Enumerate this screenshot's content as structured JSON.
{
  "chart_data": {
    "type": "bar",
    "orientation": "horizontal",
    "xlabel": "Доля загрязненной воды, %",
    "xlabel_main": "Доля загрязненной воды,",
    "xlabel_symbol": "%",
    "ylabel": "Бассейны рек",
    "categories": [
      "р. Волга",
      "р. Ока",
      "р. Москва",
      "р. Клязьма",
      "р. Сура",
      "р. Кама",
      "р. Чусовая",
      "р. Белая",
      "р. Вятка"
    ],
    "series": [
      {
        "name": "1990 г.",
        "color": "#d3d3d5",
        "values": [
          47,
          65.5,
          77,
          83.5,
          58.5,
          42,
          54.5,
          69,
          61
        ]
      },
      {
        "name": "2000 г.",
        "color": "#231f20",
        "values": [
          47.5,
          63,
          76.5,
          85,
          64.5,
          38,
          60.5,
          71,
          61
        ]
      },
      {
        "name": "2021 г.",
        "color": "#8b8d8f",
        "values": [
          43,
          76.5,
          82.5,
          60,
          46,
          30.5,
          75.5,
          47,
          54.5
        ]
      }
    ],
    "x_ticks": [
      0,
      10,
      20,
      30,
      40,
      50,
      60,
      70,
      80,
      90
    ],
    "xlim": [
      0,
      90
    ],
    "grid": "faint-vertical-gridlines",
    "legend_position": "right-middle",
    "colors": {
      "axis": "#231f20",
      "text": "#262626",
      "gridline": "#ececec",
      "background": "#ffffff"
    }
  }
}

◇ ◇ ◇ ◇ ◇

WRITTEN REQUEST:
Out of the preceding entries, pull every line containing the string "Доля".

COMPLETE RESPONSE:
    "xlabel": "Доля загрязненной воды, %",
    "xlabel_main": "Доля загрязненной воды,",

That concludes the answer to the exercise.